▶ [ASSIGNMENT]:
Where the word "above" shows up in the entries below, please copy the whole line.

═════ RECORDS FOR THIS TASK ═════

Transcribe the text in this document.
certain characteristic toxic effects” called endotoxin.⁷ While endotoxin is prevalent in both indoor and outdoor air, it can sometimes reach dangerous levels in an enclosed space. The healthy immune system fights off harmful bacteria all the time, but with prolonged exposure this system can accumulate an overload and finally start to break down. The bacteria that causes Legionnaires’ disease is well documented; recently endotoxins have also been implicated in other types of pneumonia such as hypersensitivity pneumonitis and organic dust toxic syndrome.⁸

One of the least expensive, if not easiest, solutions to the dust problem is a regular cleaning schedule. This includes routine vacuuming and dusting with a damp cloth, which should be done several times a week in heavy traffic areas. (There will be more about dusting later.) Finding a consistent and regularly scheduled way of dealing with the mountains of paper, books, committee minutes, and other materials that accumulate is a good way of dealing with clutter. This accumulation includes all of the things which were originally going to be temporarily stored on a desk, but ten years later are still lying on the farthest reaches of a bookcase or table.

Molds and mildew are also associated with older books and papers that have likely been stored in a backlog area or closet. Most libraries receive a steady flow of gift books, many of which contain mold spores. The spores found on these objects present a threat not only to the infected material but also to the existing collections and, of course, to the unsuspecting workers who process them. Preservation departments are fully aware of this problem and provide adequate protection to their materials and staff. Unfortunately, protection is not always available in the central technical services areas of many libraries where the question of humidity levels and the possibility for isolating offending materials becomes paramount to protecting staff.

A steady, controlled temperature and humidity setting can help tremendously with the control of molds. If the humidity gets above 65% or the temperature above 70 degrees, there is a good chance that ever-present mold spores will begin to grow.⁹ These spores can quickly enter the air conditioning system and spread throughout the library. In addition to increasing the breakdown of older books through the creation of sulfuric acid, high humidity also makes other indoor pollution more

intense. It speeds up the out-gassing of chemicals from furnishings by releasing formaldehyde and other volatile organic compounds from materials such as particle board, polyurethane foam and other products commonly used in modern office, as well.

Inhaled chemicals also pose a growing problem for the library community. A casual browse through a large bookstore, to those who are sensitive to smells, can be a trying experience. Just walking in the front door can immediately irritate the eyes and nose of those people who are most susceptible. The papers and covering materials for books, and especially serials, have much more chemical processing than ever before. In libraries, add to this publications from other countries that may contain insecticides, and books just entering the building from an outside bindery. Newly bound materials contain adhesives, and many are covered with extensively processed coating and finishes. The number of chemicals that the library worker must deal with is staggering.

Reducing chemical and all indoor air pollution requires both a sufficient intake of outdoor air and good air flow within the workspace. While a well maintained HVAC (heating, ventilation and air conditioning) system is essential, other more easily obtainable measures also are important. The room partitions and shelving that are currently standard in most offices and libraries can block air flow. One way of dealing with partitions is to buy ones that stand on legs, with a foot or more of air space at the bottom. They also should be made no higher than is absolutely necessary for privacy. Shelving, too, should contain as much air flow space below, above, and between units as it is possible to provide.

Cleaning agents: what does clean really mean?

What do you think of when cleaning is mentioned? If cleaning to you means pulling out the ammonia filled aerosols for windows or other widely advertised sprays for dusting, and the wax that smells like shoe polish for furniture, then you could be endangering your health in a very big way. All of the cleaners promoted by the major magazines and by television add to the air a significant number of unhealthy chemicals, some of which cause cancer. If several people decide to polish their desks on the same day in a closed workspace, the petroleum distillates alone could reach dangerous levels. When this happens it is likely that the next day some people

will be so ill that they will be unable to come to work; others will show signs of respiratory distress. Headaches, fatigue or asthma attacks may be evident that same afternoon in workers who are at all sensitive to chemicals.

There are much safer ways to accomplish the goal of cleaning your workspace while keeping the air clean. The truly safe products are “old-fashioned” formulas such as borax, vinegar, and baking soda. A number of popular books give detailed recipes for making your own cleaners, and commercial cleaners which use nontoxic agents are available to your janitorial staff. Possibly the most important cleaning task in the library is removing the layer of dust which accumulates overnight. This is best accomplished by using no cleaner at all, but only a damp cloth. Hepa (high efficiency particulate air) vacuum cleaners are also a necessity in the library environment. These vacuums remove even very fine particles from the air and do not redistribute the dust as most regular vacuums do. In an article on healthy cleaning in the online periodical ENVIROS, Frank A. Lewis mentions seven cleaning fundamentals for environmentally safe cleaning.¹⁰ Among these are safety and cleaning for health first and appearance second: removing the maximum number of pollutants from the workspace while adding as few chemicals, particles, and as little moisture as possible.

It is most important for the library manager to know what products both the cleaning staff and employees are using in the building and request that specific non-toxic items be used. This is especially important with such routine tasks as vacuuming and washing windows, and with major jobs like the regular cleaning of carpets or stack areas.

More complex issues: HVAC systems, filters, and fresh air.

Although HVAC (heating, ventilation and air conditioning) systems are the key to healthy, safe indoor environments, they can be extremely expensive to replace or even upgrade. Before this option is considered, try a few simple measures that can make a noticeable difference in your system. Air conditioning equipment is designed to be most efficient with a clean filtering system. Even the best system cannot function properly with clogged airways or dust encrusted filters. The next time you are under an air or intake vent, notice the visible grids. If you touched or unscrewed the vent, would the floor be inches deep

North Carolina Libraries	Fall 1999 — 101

═════

▶ [RESULT OF THE EXERCISE]:
A steady, controlled temperature and humidity setting can help tremendously with the control of molds. If the humidity gets above 65% or the temperature above 70 degrees, there is a good chance that ever-present mold spores will begin to grow.⁹ These spores can quickly enter the air conditioning system and spread throughout the library. In addition to increasing the breakdown of older books through the creation of sulfuric acid, high humidity also makes other indoor pollution more
Reducing chemical and all indoor air pollution requires both a sufficient intake of outdoor air and good air flow within the workspace. While a well maintained HVAC (heating, ventilation and air conditioning) system is essential, other more easily obtainable measures also are important. The room partitions and shelving that are currently standard in most offices and libraries can block air flow. One way of dealing with partitions is to buy ones that stand on legs, with a foot or more of air space at the bottom. They also should be made no higher than is absolutely necessary for privacy. Shelving, too, should contain as much air flow space below, above, and between units as it is possible to provide.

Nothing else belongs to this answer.